═══ Records shown
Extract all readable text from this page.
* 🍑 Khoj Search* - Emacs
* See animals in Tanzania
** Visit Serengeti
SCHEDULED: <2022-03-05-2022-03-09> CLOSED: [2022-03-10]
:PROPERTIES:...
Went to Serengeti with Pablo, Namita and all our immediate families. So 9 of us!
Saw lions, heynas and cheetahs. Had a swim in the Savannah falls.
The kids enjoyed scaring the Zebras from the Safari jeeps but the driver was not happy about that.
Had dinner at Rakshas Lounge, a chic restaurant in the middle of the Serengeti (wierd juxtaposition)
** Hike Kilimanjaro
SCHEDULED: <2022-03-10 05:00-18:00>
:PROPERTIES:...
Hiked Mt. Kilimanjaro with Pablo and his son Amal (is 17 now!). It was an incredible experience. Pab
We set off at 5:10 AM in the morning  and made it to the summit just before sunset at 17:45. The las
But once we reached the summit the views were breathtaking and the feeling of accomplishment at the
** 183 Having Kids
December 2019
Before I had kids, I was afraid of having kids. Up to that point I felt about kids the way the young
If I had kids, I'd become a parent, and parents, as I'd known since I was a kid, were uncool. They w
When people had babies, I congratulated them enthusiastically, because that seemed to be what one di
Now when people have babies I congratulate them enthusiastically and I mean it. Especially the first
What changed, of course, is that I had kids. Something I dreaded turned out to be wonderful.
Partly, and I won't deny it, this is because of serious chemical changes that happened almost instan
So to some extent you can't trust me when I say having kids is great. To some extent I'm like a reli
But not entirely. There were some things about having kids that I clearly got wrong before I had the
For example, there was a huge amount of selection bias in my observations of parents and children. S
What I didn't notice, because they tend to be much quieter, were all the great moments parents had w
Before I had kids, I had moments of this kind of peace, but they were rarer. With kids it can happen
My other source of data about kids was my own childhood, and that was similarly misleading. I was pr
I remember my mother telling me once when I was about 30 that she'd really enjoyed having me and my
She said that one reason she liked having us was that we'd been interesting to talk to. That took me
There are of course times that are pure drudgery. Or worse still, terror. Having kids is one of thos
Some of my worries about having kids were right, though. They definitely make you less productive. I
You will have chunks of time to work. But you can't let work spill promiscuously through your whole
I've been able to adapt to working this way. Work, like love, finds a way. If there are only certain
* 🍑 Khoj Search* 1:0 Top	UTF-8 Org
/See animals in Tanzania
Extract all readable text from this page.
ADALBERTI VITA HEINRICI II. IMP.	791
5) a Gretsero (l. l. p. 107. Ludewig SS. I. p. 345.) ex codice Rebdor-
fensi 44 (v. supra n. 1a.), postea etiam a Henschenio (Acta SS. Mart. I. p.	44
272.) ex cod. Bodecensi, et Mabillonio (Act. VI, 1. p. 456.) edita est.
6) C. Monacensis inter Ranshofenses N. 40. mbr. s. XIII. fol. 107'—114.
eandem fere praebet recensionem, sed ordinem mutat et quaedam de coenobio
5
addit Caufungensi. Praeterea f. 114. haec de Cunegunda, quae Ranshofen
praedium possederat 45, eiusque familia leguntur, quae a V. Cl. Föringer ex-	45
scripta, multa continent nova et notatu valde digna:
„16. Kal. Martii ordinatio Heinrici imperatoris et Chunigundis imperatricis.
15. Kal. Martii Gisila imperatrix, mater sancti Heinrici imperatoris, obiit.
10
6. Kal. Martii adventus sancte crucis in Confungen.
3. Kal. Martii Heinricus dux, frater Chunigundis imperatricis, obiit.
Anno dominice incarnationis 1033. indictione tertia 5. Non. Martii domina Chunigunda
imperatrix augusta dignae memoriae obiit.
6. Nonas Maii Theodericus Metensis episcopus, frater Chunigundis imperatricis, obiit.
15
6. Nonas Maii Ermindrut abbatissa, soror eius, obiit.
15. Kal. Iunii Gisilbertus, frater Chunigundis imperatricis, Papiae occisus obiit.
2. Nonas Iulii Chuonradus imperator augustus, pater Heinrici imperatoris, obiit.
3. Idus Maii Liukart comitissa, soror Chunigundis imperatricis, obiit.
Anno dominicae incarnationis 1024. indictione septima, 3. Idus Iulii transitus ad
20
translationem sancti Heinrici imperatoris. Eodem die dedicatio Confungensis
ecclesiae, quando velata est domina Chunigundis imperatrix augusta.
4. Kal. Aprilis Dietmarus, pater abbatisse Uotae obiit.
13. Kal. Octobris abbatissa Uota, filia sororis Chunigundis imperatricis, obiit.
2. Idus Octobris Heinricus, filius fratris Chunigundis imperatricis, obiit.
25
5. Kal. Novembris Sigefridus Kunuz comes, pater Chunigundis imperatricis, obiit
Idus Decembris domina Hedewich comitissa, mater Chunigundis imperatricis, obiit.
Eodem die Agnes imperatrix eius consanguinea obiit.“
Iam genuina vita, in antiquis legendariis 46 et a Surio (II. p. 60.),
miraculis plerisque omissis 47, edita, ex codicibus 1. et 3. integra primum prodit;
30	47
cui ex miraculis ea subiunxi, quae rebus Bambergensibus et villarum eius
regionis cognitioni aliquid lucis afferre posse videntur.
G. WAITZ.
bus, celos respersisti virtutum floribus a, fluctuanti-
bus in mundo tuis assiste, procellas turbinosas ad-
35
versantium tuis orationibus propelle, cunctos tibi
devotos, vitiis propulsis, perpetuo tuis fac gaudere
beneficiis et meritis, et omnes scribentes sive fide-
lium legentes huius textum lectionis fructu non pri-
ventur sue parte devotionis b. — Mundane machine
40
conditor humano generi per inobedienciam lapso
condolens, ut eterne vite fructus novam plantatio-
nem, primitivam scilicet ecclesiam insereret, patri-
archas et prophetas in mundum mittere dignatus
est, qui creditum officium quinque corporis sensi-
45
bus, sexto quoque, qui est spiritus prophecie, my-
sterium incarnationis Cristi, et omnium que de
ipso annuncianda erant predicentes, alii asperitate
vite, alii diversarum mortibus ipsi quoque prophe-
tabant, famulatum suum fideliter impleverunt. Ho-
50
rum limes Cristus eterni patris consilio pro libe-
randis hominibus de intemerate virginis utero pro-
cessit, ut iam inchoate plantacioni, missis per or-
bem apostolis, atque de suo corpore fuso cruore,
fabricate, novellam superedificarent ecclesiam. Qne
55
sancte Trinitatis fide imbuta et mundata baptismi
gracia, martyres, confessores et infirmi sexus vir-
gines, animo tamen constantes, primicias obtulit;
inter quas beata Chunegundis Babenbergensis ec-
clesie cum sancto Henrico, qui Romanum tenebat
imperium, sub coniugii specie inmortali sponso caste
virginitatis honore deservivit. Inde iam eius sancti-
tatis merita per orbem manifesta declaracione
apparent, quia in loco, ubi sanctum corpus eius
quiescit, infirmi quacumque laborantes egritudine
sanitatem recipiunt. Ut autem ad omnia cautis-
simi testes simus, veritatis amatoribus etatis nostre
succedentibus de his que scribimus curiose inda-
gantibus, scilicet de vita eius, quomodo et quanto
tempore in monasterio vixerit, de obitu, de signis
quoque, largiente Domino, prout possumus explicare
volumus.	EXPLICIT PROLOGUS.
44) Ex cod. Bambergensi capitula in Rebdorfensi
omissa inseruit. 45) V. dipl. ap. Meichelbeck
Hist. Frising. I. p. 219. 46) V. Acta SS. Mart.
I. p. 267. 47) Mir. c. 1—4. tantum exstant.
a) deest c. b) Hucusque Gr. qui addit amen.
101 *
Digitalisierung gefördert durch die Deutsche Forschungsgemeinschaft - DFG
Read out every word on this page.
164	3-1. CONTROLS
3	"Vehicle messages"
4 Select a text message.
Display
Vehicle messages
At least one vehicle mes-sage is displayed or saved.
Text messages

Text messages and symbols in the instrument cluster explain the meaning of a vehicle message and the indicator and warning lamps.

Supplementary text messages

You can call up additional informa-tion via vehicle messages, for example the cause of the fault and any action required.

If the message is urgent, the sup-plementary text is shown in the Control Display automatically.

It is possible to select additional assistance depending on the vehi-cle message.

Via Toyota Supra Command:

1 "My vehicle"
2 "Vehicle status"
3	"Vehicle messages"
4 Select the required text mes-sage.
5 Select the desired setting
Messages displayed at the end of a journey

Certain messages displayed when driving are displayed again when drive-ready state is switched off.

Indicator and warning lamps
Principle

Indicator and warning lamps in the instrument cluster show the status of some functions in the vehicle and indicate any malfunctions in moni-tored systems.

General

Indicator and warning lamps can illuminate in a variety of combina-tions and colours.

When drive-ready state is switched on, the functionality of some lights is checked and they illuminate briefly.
══════
**What this task involves:** Give back exactly the lines from the line holding "Read out every word on this page." through the last line of the listing, including both.

**Full response:**
Read out every word on this page.
164	3-1. CONTROLS
3	"Vehicle messages"
4 Select a text message.
Display
Vehicle messages
At least one vehicle mes-sage is displayed or saved.
Text messages

Text messages and symbols in the instrument cluster explain the meaning of a vehicle message and the indicator and warning lamps.

Supplementary text messages

You can call up additional informa-tion via vehicle messages, for example the cause of the fault and any action required.

If the message is urgent, the sup-plementary text is shown in the Control Display automatically.

It is possible to select additional assistance depending on the vehi-cle message.

Via Toyota Supra Command:

1 "My vehicle"
2 "Vehicle status"
3	"Vehicle messages"
4 Select the required text mes-sage.
5 Select the desired setting
Messages displayed at the end of a journey

Certain messages displayed when driving are displayed again when drive-ready state is switched off.

Indicator and warning lamps
Principle

Indicator and warning lamps in the instrument cluster show the status of some functions in the vehicle and indicate any malfunctions in moni-tored systems.

General

Indicator and warning lamps can illuminate in a variety of combina-tions and colours.

When drive-ready state is switched on, the functionality of some lights is checked and they illuminate briefly.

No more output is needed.